• [Document extract]:
########
College houses were introduced to Bowdoin as a replacement to fraternities, assuming the former fraternity roles both of providing housing to students but also of serving as a space for social gathering?including the social consumption of alcohol. The College's policy on this aspect of the House system is flawed.

While I am not privy to the inner workings of Residential Life or the motivations of its staff, I will propose two hypotheses that I expect are acceptable to the Bowdoin community at large and hopefully, Residential Life.

First premise: Students under the age of 21, and most importantly first-years, enjoy consuming alcoholic beverages and are going to consume them regardless of college alcohol policy.

Second premise: While the College cannot control whether or not students choose to drink, it can reasonably influence the manner in which they drink and their safety while drinking by providing a non-exclusive, College-sponsored venue in which alcohol consumption can be controlled and monitored?for example, a college house.

While these two premises may seem easily acceptable, in stating them we have already run astray of college policy, which on the one hand "is committed to enhancing the development of responsible attitudes and behavior regarding the consumption of alcoholic beverages and to devising policies and providing the information and education that will reduce dangerous drinking," but on the other hand states that "Bowdoin College students must comply with Maine state laws regarding the consumption, sale, purchase, and delivery of alcohol," laws that set a clear 21 year-old drinking age and therefore clearly ban those under the age of 21 from drinking in college houses.

"But wait a minute," you say, "upper-class students don't go to college house parties, they are full of first years!" Now the hypocrisy begins. My fellow Ladd house members and I, all of whom are under the age of 21, gave our affiliate first years a talk at the beginning of the year that I heard last year as a first year and every other house gives its affiliates except for Howell House. That talk is the "put your cups down if Security comes" talk.

We reassure the first years that even though we put X's on their hands to identify their underage status (never mind that all of us also have X's), they still will be served beer at our parties. The X's are only there so we, as a house, and Residential Life and the College as a whole, can pretend that it is following Maine state law.

Now, in theory, I don't have a problem with this practice. The College is placed in an impossible bind by the disparity between the law and real life. If it wants to pursue its goal of providing a constructive environment that encourages social rather than binge drinking, it has to break the law. Perhaps this should have encouraged the College to consider the Amethyst initiative, but that is beyond the scope of this piece.

The problem with the College alcohol policy with regard to college houses is that it transfers the burden of blame with regard to underage drinking from the College and Residential Life to the residents of the college houses and the alcohol hosts at their parties.

Make no mistake about it, the College wants first years to be served alcohol at college houses?it knows that they would all just take shots in their rooms before they went out to off-campus houses if we didn't give them beer.

Alcohol hosts for these parties are put in the impossible position of being told through official College policy in the alcohol hosting sessions they attend every semester that they are only to serve students who are 21 while at the same time understanding the nature of a college house party?that they are fully expected to serve alcohol to anyone who requests it. Despite this expectation, they are still liable for anything that goes wrong at the party. This is evident every time Security comes through a party at one of the houses.
########
Data for document layout analysis
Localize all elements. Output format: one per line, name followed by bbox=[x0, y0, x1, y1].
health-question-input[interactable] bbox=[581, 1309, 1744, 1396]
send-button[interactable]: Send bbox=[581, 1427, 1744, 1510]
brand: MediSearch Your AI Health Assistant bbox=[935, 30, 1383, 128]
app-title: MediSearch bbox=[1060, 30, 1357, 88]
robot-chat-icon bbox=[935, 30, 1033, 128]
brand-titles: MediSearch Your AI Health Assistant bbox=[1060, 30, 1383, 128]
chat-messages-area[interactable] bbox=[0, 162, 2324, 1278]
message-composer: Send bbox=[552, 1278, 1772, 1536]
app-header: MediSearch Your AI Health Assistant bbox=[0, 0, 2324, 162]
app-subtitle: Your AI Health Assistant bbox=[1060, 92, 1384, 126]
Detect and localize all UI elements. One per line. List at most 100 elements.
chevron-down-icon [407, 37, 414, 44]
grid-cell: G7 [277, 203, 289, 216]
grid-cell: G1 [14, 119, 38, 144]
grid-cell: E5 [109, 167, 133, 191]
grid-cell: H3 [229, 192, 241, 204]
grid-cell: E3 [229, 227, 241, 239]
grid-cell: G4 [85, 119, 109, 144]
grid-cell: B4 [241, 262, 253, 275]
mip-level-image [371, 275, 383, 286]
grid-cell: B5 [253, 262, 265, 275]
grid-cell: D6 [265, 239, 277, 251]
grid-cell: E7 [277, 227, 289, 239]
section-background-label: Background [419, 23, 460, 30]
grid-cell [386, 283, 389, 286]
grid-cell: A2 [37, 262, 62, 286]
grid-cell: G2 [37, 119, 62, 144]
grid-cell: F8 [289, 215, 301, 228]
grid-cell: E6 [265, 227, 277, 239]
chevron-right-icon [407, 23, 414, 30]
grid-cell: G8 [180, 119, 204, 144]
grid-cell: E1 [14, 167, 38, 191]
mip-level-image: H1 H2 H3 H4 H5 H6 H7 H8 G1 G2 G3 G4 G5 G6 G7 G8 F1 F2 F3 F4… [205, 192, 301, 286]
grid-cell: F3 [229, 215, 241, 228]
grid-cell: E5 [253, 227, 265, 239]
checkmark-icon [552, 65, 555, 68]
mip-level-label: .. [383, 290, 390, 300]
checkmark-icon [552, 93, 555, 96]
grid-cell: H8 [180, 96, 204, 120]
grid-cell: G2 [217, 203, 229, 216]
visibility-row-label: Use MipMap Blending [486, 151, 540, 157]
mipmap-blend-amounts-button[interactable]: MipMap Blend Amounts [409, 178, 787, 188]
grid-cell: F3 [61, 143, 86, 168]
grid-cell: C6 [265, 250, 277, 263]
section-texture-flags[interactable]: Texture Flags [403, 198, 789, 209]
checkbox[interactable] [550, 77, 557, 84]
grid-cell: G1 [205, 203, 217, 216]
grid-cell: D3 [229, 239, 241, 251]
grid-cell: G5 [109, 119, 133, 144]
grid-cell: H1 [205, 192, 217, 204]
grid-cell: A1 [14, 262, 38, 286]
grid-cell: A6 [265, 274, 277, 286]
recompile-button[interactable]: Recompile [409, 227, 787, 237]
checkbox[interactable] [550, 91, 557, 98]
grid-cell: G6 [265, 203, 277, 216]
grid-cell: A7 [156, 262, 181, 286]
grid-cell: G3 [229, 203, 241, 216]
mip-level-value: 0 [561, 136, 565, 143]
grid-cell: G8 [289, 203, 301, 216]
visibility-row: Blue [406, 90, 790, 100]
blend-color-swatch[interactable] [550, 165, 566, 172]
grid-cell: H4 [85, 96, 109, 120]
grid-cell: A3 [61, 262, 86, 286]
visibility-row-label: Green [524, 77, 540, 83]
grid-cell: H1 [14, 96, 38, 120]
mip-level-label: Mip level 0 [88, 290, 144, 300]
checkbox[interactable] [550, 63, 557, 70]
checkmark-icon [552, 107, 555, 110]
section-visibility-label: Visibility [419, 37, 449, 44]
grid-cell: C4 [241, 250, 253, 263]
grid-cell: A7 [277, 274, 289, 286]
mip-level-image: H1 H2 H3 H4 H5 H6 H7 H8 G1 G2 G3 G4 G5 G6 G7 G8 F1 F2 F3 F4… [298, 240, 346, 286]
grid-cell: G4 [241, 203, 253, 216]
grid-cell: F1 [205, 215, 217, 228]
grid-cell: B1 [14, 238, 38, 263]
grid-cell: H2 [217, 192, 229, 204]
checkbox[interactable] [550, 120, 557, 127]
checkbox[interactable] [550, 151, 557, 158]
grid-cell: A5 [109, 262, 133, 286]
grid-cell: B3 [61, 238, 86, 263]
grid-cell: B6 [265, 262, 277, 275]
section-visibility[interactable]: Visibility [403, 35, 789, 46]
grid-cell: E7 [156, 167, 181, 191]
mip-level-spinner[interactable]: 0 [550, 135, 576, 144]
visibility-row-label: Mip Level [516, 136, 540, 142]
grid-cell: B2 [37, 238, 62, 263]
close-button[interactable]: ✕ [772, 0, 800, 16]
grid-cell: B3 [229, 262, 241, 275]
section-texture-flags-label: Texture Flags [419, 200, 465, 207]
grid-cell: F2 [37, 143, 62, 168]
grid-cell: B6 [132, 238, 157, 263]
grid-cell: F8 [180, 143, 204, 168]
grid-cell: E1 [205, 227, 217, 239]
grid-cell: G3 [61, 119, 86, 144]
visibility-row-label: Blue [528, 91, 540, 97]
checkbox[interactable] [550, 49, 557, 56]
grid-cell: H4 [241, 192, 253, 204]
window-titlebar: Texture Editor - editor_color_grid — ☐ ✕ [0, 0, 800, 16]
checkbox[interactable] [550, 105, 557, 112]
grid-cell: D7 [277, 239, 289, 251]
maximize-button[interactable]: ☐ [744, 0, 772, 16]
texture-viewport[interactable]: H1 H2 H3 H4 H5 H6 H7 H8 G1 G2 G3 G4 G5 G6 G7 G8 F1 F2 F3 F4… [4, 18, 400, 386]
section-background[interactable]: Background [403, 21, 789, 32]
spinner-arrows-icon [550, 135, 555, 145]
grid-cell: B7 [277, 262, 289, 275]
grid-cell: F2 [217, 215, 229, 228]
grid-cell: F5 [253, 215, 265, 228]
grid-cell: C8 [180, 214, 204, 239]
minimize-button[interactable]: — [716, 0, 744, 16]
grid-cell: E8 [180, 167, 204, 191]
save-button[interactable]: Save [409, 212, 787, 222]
########
• [Required work]:
a - From the opinion piece on Bowdoin's college house alcohol policy, copy the passage that starts at the words "First premise: Students" and ends after the words "college alcohol policy.".
b - Decide whether each statement below agrees with the opinion piece on Bowdoin's college house alcohol policy. Answer yes or no for each, and quote the words from the piece that settle it.
(i) Howell House gives its affiliate first years the "put your cups down if Security comes" talk.
(ii) The writer and the other Ladd house members are all under the age of 21.
(iii) Alcohol hosts attend hosting sessions once a year.
c - Continue the opinion piece on Bowdoin's college house alcohol policy from its last sentence.

• [Responses to the exercise]:
a -
First premise: Students under the age of 21, and most importantly first-years, enjoy consuming alcoholic beverages and are going to consume them regardless of college alcohol policy.

b -
(i) No: "every other house gives its affiliates except for Howell House."
(ii) Yes: "My fellow Ladd house members and I, all of whom are under the age of 21"
(iii) No: "the alcohol hosting sessions they attend every semester"

c -
Security doesn't try to bust underage drinking, they go straight to the kegs and talk to the alcohol host. If they are truly concerned that the first years are too drunk, they don't get the first years in trouble, they get the alcohol host or the house as a whole in trouble.

Bowdoin has cleverly found a way to foster an on-campus venue at which first years can drink that has a built-in group of people to blame if something goes wrong that are outside of official college policy.

Finally, and possibly most importantly, the College has also somehow fully extricated itself from any of the financial burden of this system.

Fraternities, which existed outside of college control, could charge money at the door or use any manner of methods to raise money to host parties with alcohol. This was a terrible system that further violated liquor laws.

However, the College has replaced fraternities with college houses, taking underage drinking into full college control, without addressing the issue of the funding of this drinking.

Where does this funding come from? Of course, the same people the College blames if other things go wrong: the college house residents. We are forced to collect money from House residents if we want to have a party with alcohol, alcohol that will be consumed by a majority of first years.

Alternatively, we can go under the radar and try to raise money from our affiliate first years, a practice to which the College seems to turn a blind eye.

Bowdoin is shirking responsibility and placing an unfair burden on its college house residents with this practice.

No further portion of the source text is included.